— START ENTRIES PROVIDED —

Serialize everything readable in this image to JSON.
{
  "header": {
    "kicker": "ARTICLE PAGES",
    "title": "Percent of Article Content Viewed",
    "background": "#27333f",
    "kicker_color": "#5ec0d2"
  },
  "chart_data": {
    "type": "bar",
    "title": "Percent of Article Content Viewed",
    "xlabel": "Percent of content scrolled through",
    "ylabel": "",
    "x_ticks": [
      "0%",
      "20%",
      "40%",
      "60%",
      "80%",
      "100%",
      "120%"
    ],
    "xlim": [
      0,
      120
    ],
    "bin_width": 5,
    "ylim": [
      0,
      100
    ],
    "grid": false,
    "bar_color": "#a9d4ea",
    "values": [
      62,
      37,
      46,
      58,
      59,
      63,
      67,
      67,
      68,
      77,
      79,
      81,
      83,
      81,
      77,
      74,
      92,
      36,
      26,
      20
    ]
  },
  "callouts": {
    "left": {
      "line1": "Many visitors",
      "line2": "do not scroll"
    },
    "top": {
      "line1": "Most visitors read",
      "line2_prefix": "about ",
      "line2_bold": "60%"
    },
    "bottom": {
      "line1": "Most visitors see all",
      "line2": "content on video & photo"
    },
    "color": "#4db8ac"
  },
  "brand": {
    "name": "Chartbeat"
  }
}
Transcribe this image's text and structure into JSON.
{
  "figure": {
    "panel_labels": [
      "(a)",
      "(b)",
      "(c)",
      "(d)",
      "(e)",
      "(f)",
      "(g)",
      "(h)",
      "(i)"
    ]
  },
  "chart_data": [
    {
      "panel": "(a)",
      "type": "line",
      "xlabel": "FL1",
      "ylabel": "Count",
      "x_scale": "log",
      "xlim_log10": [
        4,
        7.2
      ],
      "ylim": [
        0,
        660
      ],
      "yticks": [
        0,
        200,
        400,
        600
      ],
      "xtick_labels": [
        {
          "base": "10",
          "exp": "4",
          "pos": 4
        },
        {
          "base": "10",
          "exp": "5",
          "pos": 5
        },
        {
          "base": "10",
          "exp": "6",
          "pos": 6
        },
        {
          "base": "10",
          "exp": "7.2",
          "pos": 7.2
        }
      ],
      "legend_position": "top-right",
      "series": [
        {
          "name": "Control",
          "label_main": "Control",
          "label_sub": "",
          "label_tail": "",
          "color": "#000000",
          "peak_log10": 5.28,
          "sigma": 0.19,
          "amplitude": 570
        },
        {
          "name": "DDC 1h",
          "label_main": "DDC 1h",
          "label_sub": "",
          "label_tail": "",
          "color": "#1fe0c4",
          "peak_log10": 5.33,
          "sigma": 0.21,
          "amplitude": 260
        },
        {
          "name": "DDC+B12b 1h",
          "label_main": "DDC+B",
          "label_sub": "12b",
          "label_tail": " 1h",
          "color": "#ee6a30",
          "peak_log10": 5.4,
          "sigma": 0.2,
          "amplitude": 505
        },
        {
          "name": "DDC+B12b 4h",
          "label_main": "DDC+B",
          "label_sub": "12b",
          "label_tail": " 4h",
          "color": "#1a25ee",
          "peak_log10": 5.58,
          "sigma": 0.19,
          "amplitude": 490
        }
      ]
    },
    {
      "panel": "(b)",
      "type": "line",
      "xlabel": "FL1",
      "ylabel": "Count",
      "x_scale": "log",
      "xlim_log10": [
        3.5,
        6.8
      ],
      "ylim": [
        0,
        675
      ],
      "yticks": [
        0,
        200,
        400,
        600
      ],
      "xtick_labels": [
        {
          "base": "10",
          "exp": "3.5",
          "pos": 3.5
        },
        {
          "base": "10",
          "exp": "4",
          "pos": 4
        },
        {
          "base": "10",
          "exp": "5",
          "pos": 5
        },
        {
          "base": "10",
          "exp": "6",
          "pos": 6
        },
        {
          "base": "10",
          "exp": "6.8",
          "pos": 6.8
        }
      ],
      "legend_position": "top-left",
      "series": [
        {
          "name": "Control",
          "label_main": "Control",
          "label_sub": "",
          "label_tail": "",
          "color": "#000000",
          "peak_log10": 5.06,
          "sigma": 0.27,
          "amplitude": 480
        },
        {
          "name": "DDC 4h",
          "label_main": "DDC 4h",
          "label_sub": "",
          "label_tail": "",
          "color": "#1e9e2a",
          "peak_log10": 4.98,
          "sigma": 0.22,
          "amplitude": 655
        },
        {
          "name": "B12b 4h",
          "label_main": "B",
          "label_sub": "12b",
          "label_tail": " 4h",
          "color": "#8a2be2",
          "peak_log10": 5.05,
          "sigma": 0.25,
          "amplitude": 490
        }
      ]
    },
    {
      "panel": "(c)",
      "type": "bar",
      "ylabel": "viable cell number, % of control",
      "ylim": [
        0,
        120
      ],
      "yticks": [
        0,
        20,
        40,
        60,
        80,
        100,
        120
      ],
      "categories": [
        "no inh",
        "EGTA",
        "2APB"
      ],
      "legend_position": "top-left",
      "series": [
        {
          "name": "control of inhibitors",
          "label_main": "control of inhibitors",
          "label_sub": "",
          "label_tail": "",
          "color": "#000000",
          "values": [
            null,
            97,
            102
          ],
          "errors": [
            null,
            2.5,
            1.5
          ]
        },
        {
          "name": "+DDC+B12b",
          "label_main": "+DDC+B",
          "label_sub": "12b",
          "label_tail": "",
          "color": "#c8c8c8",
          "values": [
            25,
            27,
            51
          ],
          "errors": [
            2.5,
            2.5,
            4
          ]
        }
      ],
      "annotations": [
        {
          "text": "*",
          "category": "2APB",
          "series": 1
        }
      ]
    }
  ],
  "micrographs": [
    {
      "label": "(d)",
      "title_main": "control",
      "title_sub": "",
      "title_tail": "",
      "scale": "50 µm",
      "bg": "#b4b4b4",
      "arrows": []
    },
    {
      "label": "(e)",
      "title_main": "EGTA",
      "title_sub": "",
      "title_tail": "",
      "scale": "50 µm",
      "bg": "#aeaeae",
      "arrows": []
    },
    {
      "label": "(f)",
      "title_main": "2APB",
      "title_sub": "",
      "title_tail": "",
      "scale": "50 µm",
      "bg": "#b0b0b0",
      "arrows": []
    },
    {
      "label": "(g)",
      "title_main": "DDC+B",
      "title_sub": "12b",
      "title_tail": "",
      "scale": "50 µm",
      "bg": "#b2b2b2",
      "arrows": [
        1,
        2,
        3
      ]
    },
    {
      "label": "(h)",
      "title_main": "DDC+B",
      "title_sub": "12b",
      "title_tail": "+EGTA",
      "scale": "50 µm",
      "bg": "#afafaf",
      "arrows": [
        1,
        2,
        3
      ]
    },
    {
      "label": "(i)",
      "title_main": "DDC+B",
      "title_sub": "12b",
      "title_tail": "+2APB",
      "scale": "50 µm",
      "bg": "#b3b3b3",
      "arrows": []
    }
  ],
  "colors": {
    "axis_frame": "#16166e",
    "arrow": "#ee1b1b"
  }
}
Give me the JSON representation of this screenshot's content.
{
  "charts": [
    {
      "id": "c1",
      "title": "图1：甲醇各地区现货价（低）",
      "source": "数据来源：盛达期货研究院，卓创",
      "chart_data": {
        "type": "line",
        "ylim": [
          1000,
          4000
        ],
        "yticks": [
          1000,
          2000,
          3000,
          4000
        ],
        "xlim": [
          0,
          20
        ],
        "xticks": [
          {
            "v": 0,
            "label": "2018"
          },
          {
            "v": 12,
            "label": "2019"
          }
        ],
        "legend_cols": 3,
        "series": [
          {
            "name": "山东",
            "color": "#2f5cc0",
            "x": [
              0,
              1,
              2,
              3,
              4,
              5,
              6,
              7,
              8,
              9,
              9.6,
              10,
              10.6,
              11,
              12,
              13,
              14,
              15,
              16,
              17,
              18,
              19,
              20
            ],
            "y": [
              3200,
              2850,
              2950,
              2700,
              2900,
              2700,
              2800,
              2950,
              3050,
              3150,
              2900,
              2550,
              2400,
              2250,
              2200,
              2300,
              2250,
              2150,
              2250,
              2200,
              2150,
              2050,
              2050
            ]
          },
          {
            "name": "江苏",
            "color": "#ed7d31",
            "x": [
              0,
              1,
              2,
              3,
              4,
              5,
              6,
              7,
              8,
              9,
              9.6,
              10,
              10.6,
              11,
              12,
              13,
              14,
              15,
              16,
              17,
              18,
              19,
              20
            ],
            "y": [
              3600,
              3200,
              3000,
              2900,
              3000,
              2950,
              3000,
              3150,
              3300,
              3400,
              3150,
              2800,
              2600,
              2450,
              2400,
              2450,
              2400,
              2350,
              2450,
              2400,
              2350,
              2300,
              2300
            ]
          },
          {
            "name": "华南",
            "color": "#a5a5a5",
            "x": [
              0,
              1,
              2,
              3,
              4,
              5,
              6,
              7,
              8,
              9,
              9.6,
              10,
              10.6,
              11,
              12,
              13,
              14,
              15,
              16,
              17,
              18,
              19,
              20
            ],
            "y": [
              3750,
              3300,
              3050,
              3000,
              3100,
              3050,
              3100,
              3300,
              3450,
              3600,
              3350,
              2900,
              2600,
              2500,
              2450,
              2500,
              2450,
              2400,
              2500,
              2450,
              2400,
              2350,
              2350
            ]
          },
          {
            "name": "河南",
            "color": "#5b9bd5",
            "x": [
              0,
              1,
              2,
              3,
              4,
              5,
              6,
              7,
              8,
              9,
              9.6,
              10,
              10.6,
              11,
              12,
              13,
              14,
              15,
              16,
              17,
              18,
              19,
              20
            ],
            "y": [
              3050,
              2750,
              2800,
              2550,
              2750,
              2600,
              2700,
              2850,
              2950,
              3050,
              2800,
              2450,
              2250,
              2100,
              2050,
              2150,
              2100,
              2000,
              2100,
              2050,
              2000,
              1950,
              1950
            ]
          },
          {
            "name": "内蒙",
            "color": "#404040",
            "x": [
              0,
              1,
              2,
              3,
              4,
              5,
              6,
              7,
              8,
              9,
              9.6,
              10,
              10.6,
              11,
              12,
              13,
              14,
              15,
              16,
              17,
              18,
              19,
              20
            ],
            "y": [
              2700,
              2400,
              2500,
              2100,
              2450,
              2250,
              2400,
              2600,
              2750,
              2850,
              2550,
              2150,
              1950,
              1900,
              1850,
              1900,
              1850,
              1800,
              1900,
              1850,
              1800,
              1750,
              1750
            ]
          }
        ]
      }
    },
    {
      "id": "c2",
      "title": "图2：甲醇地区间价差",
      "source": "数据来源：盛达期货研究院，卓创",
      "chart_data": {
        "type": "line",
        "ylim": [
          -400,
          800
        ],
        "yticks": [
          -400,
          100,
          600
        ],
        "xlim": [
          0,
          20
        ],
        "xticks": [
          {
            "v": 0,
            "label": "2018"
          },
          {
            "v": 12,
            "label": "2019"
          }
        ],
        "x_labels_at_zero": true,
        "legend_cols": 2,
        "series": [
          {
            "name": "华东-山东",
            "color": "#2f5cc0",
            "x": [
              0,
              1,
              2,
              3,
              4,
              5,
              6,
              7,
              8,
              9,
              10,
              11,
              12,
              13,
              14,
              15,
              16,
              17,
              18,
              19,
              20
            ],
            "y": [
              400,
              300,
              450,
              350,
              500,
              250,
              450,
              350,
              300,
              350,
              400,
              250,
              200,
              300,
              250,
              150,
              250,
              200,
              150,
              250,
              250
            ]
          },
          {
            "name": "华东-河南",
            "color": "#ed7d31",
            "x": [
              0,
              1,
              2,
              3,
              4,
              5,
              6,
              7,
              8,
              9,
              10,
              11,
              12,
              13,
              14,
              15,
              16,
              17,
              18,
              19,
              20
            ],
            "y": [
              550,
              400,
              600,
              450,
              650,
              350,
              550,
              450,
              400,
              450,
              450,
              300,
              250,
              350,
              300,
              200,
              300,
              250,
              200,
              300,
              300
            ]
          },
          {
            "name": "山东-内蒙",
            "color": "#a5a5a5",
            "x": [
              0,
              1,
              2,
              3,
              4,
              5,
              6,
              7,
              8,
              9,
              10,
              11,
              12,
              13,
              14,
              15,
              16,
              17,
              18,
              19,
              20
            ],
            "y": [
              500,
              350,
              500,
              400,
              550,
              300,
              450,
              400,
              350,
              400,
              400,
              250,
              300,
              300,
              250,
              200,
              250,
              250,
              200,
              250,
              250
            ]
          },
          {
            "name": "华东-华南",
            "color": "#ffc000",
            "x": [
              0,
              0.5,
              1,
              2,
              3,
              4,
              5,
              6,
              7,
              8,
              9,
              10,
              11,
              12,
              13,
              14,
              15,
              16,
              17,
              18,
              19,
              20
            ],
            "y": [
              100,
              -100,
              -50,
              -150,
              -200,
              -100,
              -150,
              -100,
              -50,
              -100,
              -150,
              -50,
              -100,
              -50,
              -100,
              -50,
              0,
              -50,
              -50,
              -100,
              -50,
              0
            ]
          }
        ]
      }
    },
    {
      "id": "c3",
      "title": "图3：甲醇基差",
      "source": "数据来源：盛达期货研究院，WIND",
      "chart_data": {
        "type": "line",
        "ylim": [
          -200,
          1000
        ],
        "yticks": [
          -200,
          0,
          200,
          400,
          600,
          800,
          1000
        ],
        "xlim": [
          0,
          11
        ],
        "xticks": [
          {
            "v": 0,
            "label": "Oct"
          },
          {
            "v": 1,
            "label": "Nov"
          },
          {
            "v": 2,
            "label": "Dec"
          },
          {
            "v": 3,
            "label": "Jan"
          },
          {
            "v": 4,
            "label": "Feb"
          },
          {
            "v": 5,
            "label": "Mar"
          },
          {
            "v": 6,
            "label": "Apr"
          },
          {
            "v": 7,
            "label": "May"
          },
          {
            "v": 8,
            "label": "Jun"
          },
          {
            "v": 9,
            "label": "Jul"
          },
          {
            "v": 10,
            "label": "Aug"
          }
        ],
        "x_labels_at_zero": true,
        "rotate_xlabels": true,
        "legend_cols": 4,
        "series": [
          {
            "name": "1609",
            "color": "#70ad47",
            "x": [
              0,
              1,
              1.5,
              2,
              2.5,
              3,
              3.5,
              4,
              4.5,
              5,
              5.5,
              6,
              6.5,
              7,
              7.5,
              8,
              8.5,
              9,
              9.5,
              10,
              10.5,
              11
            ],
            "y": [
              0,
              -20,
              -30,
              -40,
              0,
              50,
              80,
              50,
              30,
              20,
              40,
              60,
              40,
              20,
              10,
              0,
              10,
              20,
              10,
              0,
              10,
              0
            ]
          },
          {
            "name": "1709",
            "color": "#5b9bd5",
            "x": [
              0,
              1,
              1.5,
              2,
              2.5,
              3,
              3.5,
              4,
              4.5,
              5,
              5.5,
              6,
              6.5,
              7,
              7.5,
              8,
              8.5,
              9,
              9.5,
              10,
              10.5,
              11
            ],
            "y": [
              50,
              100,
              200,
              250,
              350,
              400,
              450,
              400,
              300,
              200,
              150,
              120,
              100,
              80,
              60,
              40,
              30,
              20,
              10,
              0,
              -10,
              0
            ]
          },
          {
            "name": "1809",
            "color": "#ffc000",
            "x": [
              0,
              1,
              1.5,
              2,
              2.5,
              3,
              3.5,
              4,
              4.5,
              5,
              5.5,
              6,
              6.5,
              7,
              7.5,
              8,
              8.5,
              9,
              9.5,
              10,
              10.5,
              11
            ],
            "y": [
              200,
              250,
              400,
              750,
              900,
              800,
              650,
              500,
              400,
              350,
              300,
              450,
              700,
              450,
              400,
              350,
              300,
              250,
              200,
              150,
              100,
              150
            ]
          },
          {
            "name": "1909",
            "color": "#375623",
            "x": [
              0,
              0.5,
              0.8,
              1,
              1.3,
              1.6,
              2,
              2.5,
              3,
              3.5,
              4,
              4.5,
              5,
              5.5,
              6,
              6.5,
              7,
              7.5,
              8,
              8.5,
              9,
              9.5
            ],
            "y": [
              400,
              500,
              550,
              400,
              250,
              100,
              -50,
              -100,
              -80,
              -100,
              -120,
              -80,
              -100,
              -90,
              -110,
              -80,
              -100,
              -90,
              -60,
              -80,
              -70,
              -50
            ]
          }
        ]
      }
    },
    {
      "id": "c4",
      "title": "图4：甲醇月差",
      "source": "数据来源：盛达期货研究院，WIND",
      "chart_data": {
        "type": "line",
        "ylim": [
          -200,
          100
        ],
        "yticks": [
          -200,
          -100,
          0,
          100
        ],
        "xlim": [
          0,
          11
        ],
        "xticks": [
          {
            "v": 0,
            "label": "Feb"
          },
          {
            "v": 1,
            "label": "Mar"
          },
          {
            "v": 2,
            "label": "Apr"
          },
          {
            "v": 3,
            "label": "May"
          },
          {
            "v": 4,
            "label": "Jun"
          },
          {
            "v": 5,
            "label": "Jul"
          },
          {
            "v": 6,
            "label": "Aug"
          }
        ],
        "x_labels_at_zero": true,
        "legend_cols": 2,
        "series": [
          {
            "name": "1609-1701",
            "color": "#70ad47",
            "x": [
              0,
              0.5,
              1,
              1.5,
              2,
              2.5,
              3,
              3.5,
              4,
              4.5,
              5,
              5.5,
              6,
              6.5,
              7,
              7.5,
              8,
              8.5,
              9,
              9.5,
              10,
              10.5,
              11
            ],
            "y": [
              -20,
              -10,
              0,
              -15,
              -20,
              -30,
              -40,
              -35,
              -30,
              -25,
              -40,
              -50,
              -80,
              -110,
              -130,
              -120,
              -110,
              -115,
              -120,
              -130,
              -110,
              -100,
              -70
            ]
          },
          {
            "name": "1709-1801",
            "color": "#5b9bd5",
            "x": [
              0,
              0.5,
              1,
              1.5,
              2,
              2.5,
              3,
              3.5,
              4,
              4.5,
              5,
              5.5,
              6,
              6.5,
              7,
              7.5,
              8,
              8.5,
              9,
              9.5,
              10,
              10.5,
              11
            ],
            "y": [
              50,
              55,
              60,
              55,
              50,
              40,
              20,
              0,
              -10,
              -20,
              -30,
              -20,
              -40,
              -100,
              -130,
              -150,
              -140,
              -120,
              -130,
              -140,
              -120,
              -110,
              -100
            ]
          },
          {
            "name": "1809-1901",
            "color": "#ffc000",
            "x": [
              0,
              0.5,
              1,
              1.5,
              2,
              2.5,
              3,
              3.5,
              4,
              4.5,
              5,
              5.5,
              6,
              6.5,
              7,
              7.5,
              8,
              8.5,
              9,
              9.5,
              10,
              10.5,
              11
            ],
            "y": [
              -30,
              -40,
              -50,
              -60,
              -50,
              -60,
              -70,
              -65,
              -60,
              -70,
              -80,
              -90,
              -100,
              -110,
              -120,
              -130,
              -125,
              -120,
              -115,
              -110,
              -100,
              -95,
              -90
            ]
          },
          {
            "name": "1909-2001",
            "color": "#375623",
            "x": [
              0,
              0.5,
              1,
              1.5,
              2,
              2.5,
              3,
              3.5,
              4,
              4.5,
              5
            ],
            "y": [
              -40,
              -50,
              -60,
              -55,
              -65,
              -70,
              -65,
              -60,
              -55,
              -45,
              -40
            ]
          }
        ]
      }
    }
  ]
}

— END ENTRIES PROVIDED —

-- TASK TO CARRY OUT --
List the lines of the entries that include "image".

-- RESPONSE TO THIS TASK --
Serialize everything readable in this image to JSON.
Transcribe this image's text and structure into JSON.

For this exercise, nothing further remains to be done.